**** THE INPUT
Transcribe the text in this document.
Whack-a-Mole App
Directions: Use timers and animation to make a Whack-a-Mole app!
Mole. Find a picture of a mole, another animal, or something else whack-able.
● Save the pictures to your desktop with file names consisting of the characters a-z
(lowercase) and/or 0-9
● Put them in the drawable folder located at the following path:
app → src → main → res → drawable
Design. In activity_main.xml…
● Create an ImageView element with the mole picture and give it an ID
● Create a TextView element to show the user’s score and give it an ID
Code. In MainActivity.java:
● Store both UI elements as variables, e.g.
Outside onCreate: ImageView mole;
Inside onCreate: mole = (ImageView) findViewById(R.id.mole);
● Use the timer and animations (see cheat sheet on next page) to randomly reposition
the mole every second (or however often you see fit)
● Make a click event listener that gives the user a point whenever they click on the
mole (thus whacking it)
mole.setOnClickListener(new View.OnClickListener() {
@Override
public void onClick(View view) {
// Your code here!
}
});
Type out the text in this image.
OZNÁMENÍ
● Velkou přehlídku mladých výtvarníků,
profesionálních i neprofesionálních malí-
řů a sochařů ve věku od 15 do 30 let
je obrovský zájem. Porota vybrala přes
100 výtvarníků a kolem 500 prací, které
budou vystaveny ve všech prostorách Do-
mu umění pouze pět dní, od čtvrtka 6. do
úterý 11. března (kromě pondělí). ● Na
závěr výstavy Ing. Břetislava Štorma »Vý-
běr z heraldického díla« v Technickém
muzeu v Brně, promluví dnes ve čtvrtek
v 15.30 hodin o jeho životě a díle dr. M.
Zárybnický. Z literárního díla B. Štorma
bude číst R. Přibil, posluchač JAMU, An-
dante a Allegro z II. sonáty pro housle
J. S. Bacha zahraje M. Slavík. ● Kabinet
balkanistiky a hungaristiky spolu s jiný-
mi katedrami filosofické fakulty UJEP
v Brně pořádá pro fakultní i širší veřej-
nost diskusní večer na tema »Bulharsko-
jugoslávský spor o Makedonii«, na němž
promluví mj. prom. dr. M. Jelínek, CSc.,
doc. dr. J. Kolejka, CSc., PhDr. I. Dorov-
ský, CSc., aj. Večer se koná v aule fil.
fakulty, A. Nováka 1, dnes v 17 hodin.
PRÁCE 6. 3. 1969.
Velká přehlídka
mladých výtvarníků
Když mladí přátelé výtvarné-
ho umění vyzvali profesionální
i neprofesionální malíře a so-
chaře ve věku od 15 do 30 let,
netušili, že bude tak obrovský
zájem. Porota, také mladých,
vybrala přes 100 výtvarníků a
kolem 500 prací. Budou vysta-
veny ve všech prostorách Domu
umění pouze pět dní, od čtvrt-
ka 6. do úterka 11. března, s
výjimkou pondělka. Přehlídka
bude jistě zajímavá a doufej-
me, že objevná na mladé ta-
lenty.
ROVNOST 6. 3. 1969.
********
Please restate the data word for word, every record included.

Transcribe the text in this document.
Whack-a-Mole App
Directions: Use timers and animation to make a Whack-a-Mole app!
Mole. Find a picture of a mole, another animal, or something else whack-able.
● Save the pictures to your desktop with file names consisting of the characters a-z
(lowercase) and/or 0-9
● Put them in the drawable folder located at the following path:
app → src → main → res → drawable
Design. In activity_main.xml…
● Create an ImageView element with the mole picture and give it an ID
● Create a TextView element to show the user’s score and give it an ID
Code. In MainActivity.java:
● Store both UI elements as variables, e.g.
Outside onCreate: ImageView mole;
Inside onCreate: mole = (ImageView) findViewById(R.id.mole);
● Use the timer and animations (see cheat sheet on next page) to randomly reposition
the mole every second (or however often you see fit)
● Make a click event listener that gives the user a point whenever they click on the
mole (thus whacking it)
mole.setOnClickListener(new View.OnClickListener() {
@Override
public void onClick(View view) {
// Your code here!
}
});
Type out the text in this image.
OZNÁMENÍ
● Velkou přehlídku mladých výtvarníků,
profesionálních i neprofesionálních malí-
řů a sochařů ve věku od 15 do 30 let
je obrovský zájem. Porota vybrala přes
100 výtvarníků a kolem 500 prací, které
budou vystaveny ve všech prostorách Do-
mu umění pouze pět dní, od čtvrtka 6. do
úterý 11. března (kromě pondělí). ● Na
závěr výstavy Ing. Břetislava Štorma »Vý-
běr z heraldického díla« v Technickém
muzeu v Brně, promluví dnes ve čtvrtek
v 15.30 hodin o jeho životě a díle dr. M.
Zárybnický. Z literárního díla B. Štorma
bude číst R. Přibil, posluchač JAMU, An-
dante a Allegro z II. sonáty pro housle
J. S. Bacha zahraje M. Slavík. ● Kabinet
balkanistiky a hungaristiky spolu s jiný-
mi katedrami filosofické fakulty UJEP
v Brně pořádá pro fakultní i širší veřej-
nost diskusní večer na tema »Bulharsko-
jugoslávský spor o Makedonii«, na němž
promluví mj. prom. dr. M. Jelínek, CSc.,
doc. dr. J. Kolejka, CSc., PhDr. I. Dorov-
ský, CSc., aj. Večer se koná v aule fil.
fakulty, A. Nováka 1, dnes v 17 hodin.
PRÁCE 6. 3. 1969.
Velká přehlídka
mladých výtvarníků
Když mladí přátelé výtvarné-
ho umění vyzvali profesionální
i neprofesionální malíře a so-
chaře ve věku od 15 do 30 let,
netušili, že bude tak obrovský
zájem. Porota, také mladých,
vybrala přes 100 výtvarníků a
kolem 500 prací. Budou vysta-
veny ve všech prostorách Domu
umění pouze pět dní, od čtvrt-
ka 6. do úterka 11. března, s
výjimkou pondělka. Přehlídka
bude jistě zajímavá a doufej-
me, že objevná na mladé ta-
lenty.
ROVNOST 6. 3. 1969.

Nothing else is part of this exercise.